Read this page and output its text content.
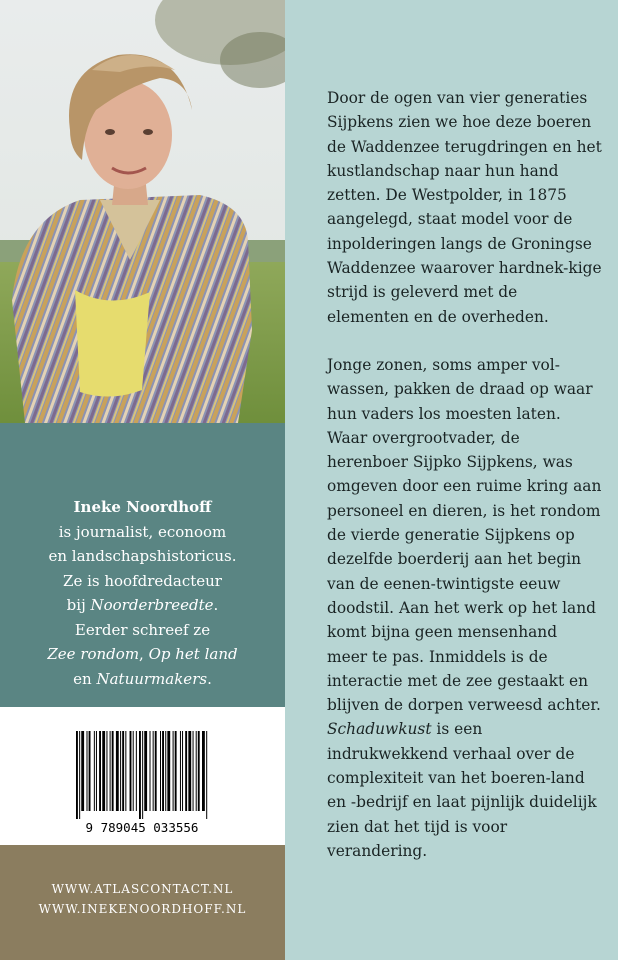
Ineke Noordhoff
is journalist, econoom
en landschapshistoricus.
Ze is hoofdredacteur
bij Noorderbreedte.
Eerder schreef ze
Zee rondom, Op het land
en Natuurmakers.

9 789045 033556
WWW.ATLASCONTACT.NL
WWW.INEKENOORDHOFF.NL

Door de ogen van vier generaties Sijpkens zien we hoe deze boeren de Waddenzee terugdringen en het kustlandschap naar hun hand zetten. De Westpolder, in 1875 aangelegd, staat model voor de inpolderingen langs de Groningse Waddenzee waarover hardnek-kige strijd is geleverd met de elementen en de overheden.

Jonge zonen, soms amper vol-wassen, pakken de draad op waar hun vaders los moesten laten. Waar overgrootvader, de herenboer Sijpko Sijpkens, was omgeven door een ruime kring aan personeel en dieren, is het rondom de vierde generatie Sijpkens op dezelfde boerderij aan het begin van de eenen-twintigste eeuw doodstil. Aan het werk op het land komt bijna geen mensenhand meer te pas. Inmiddels is de interactie met de zee gestaakt en blijven de dorpen verweesd achter. Schaduwkust is een indrukwekkend verhaal over de complexiteit van het boeren-land en -bedrijf en laat pijnlijk duidelijk zien dat het tijd is voor verandering.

------------------------------

**JOB**: Reproduce the full material exactly, excluding the pictures.

**PROBLEM SOLUTION**:
Read this page and output its text content.
Ineke Noordhoff
is journalist, econoom
en landschapshistoricus.
Ze is hoofdredacteur
bij Noorderbreedte.
Eerder schreef ze
Zee rondom, Op het land
en Natuurmakers.

9 789045 033556
WWW.ATLASCONTACT.NL
WWW.INEKENOORDHOFF.NL

Door de ogen van vier generaties Sijpkens zien we hoe deze boeren de Waddenzee terugdringen en het kustlandschap naar hun hand zetten. De Westpolder, in 1875 aangelegd, staat model voor de inpolderingen langs de Groningse Waddenzee waarover hardnek-kige strijd is geleverd met de elementen en de overheden.

Jonge zonen, soms amper vol-wassen, pakken de draad op waar hun vaders los moesten laten. Waar overgrootvader, de herenboer Sijpko Sijpkens, was omgeven door een ruime kring aan personeel en dieren, is het rondom de vierde generatie Sijpkens op dezelfde boerderij aan het begin van de eenen-twintigste eeuw doodstil. Aan het werk op het land komt bijna geen mensenhand meer te pas. Inmiddels is de interactie met de zee gestaakt en blijven de dorpen verweesd achter. Schaduwkust is een indrukwekkend verhaal over de complexiteit van het boeren-land en -bedrijf en laat pijnlijk duidelijk zien dat het tijd is voor verandering.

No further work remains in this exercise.